Begin Provided data
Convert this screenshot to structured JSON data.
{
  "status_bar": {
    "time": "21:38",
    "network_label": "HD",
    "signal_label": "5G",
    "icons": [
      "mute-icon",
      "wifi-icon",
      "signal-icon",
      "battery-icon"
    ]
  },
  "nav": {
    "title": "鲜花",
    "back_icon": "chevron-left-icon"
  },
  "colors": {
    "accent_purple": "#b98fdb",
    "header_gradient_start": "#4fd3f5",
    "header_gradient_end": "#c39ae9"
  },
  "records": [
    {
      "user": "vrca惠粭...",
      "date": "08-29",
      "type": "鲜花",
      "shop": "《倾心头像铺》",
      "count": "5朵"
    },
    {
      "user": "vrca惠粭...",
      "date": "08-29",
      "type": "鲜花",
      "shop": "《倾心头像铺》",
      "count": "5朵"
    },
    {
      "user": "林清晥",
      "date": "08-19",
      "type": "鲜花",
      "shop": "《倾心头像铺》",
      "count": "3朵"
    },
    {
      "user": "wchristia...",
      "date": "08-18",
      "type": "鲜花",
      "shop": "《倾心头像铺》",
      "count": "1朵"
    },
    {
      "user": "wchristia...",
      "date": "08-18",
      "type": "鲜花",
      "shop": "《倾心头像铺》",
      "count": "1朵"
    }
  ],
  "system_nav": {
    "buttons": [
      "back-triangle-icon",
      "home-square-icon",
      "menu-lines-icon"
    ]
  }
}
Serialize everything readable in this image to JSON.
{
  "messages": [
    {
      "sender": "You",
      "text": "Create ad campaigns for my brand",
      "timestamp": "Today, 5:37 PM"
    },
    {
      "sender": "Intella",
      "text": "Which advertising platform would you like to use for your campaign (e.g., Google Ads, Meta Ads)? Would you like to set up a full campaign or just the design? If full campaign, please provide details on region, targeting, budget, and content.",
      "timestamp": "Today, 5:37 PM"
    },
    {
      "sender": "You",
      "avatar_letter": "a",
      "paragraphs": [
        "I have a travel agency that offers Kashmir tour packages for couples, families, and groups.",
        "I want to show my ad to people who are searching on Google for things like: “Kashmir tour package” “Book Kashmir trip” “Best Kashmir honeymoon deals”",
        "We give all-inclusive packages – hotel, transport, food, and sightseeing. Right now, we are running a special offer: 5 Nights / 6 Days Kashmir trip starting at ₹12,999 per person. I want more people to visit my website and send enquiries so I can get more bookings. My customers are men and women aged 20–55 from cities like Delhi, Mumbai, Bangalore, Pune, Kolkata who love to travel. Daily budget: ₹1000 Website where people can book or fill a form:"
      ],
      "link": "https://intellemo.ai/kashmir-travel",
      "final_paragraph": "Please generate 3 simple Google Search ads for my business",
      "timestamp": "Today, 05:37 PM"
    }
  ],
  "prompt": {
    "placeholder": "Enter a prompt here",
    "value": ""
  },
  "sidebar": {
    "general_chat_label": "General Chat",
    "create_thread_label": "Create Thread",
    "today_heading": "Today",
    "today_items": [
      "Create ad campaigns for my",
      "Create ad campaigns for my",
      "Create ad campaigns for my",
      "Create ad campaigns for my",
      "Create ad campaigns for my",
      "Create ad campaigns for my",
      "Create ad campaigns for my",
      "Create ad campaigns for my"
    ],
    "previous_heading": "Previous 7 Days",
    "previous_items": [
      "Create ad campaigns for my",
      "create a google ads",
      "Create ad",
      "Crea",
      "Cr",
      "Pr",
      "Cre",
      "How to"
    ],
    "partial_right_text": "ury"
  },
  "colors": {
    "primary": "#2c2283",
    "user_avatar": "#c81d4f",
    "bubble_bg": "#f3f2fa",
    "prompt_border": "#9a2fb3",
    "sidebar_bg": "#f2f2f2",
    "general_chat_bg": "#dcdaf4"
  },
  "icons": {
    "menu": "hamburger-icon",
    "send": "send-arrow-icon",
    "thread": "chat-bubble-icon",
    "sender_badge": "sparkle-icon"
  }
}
End Provided data
*What is asked*. Find the word "people" in the data and show each line that holds it.

*Answer to the problem*.
        "I want to show my ad to people who are searching on Google for things like: “Kashmir tour package” “Book Kashmir trip” “Best Kashmir honeymoon deals”",
        "We give all-inclusive packages – hotel, transport, food, and sightseeing. Right now, we are running a special offer: 5 Nights / 6 Days Kashmir trip starting at ₹12,999 per person. I want more people to visit my website and send enquiries so I can get more bookings. My customers are men and women aged 20–55 from cities like Delhi, Mumbai, Bangalore, Pune, Kolkata who love to travel. Daily budget: ₹1000 Website where people can book or fill a form:"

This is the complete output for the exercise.